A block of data
· · · · ·
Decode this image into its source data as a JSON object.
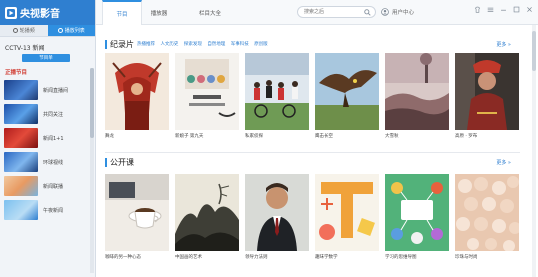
{
  "app": {
    "logo_text": "央视影音",
    "brand_color": "#2f7fd0"
  },
  "sidebar": {
    "tabs": [
      {
        "label": "轮播频"
      },
      {
        "label": "播放列表"
      }
    ],
    "channel_title": "CCTV-13 新闻",
    "channel_button": "节目单",
    "section_label": "正播节目",
    "programs": [
      {
        "label": "新闻直播间"
      },
      {
        "label": "共同关注"
      },
      {
        "label": "新闻1+1"
      },
      {
        "label": "环球视线"
      },
      {
        "label": "新闻联播"
      },
      {
        "label": "午夜新闻"
      }
    ]
  },
  "topbar": {
    "tabs": [
      {
        "label": "节目"
      },
      {
        "label": "播放器"
      },
      {
        "label": "栏目大全"
      }
    ],
    "search": {
      "placeholder": "搜索之后"
    },
    "user_center": "用户中心"
  },
  "sections": [
    {
      "title": "纪录片",
      "subtabs": [
        "热播推荐",
        "人文历史",
        "探索发现",
        "自然地理",
        "军事科技",
        "原创版"
      ],
      "more": "更多",
      "cards": [
        {
          "caption": "舞龙"
        },
        {
          "caption": "新娘子 第九天"
        },
        {
          "caption": "私家侦探"
        },
        {
          "caption": "鹰击长空"
        },
        {
          "caption": "大雪秋"
        },
        {
          "caption": "高原 · 罗布"
        }
      ]
    },
    {
      "title": "公开课",
      "subtabs": [],
      "more": "更多",
      "cards": [
        {
          "caption": "咖啡的另一种心态"
        },
        {
          "caption": "中国画的艺术"
        },
        {
          "caption": "领导力法则"
        },
        {
          "caption": "趣味学数学"
        },
        {
          "caption": "学习的思维导图"
        },
        {
          "caption": "珍珠与时尚"
        }
      ]
    }
  ]
}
· · · · ·
The pictures in the entries should be left out; output everything else exactly.

Decode this image into its source data as a JSON object.
{
  "app": {
    "logo_text": "央视影音",
    "brand_color": "#2f7fd0"
  },
  "sidebar": {
    "tabs": [
      {
        "label": "轮播频"
      },
      {
        "label": "播放列表"
      }
    ],
    "channel_title": "CCTV-13 新闻",
    "channel_button": "节目单",
    "section_label": "正播节目",
    "programs": [
      {
        "label": "新闻直播间"
      },
      {
        "label": "共同关注"
      },
      {
        "label": "新闻1+1"
      },
      {
        "label": "环球视线"
      },
      {
        "label": "新闻联播"
      },
      {
        "label": "午夜新闻"
      }
    ]
  },
  "topbar": {
    "tabs": [
      {
        "label": "节目"
      },
      {
        "label": "播放器"
      },
      {
        "label": "栏目大全"
      }
    ],
    "search": {
      "placeholder": "搜索之后"
    },
    "user_center": "用户中心"
  },
  "sections": [
    {
      "title": "纪录片",
      "subtabs": [
        "热播推荐",
        "人文历史",
        "探索发现",
        "自然地理",
        "军事科技",
        "原创版"
      ],
      "more": "更多",
      "cards": [
        {
          "caption": "舞龙"
        },
        {
          "caption": "新娘子 第九天"
        },
        {
          "caption": "私家侦探"
        },
        {
          "caption": "鹰击长空"
        },
        {
          "caption": "大雪秋"
        },
        {
          "caption": "高原 · 罗布"
        }
      ]
    },
    {
      "title": "公开课",
      "subtabs": [],
      "more": "更多",
      "cards": [
        {
          "caption": "咖啡的另一种心态"
        },
        {
          "caption": "中国画的艺术"
        },
        {
          "caption": "领导力法则"
        },
        {
          "caption": "趣味学数学"
        },
        {
          "caption": "学习的思维导图"
        },
        {
          "caption": "珍珠与时尚"
        }
      ]
    }
  ]
}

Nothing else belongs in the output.